AIM:
Return the full material exactly.

+++++

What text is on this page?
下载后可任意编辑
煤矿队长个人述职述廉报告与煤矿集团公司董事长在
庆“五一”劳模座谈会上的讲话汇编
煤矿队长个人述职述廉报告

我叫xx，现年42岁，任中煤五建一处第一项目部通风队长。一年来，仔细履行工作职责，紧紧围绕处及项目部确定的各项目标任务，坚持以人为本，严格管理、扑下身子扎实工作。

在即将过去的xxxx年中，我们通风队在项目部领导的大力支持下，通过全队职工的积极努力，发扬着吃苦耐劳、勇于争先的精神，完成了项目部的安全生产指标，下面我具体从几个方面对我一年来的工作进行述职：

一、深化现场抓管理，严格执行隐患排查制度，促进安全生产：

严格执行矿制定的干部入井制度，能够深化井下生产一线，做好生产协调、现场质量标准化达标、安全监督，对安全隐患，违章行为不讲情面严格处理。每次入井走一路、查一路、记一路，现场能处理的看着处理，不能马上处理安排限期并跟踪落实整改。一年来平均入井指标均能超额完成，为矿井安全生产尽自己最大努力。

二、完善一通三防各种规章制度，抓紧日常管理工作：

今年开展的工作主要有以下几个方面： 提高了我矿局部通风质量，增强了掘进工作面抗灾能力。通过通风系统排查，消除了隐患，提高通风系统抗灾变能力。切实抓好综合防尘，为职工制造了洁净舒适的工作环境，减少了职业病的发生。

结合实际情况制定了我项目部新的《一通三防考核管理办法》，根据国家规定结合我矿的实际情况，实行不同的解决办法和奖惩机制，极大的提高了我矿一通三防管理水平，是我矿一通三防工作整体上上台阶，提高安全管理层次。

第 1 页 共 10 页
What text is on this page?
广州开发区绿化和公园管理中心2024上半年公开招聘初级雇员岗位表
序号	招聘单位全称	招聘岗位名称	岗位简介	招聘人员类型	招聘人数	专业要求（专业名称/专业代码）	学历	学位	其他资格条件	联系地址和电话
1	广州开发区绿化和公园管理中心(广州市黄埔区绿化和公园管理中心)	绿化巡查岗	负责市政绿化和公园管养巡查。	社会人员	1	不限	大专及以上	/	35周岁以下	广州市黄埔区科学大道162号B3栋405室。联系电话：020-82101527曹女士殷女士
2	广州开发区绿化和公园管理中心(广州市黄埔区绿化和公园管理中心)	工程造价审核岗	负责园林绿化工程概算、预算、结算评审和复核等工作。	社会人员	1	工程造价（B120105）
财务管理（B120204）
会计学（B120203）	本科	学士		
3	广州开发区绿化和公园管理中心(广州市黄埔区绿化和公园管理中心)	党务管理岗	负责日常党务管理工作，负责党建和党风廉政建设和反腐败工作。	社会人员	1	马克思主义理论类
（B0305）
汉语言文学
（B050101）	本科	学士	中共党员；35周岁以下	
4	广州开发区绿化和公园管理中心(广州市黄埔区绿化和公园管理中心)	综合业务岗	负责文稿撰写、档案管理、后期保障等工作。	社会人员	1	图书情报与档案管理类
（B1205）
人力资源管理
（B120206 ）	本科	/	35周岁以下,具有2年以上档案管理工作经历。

+++++

THE RESPONSE:
What text is on this page?
下载后可任意编辑
煤矿队长个人述职述廉报告与煤矿集团公司董事长在
庆“五一”劳模座谈会上的讲话汇编
煤矿队长个人述职述廉报告

我叫xx，现年42岁，任中煤五建一处第一项目部通风队长。一年来，仔细履行工作职责，紧紧围绕处及项目部确定的各项目标任务，坚持以人为本，严格管理、扑下身子扎实工作。

在即将过去的xxxx年中，我们通风队在项目部领导的大力支持下，通过全队职工的积极努力，发扬着吃苦耐劳、勇于争先的精神，完成了项目部的安全生产指标，下面我具体从几个方面对我一年来的工作进行述职：

一、深化现场抓管理，严格执行隐患排查制度，促进安全生产：

严格执行矿制定的干部入井制度，能够深化井下生产一线，做好生产协调、现场质量标准化达标、安全监督，对安全隐患，违章行为不讲情面严格处理。每次入井走一路、查一路、记一路，现场能处理的看着处理，不能马上处理安排限期并跟踪落实整改。一年来平均入井指标均能超额完成，为矿井安全生产尽自己最大努力。

二、完善一通三防各种规章制度，抓紧日常管理工作：

今年开展的工作主要有以下几个方面： 提高了我矿局部通风质量，增强了掘进工作面抗灾能力。通过通风系统排查，消除了隐患，提高通风系统抗灾变能力。切实抓好综合防尘，为职工制造了洁净舒适的工作环境，减少了职业病的发生。

结合实际情况制定了我项目部新的《一通三防考核管理办法》，根据国家规定结合我矿的实际情况，实行不同的解决办法和奖惩机制，极大的提高了我矿一通三防管理水平，是我矿一通三防工作整体上上台阶，提高安全管理层次。

第 1 页 共 10 页
What text is on this page?
广州开发区绿化和公园管理中心2024上半年公开招聘初级雇员岗位表
序号	招聘单位全称	招聘岗位名称	岗位简介	招聘人员类型	招聘人数	专业要求（专业名称/专业代码）	学历	学位	其他资格条件	联系地址和电话
1	广州开发区绿化和公园管理中心(广州市黄埔区绿化和公园管理中心)	绿化巡查岗	负责市政绿化和公园管养巡查。	社会人员	1	不限	大专及以上	/	35周岁以下	广州市黄埔区科学大道162号B3栋405室。联系电话：020-82101527曹女士殷女士
2	广州开发区绿化和公园管理中心(广州市黄埔区绿化和公园管理中心)	工程造价审核岗	负责园林绿化工程概算、预算、结算评审和复核等工作。	社会人员	1	工程造价（B120105）
财务管理（B120204）
会计学（B120203）	本科	学士		
3	广州开发区绿化和公园管理中心(广州市黄埔区绿化和公园管理中心)	党务管理岗	负责日常党务管理工作，负责党建和党风廉政建设和反腐败工作。	社会人员	1	马克思主义理论类
（B0305）
汉语言文学
（B050101）	本科	学士	中共党员；35周岁以下	
4	广州开发区绿化和公园管理中心(广州市黄埔区绿化和公园管理中心)	综合业务岗	负责文稿撰写、档案管理、后期保障等工作。	社会人员	1	图书情报与档案管理类
（B1205）
人力资源管理
（B120206 ）	本科	/	35周岁以下,具有2年以上档案管理工作经历。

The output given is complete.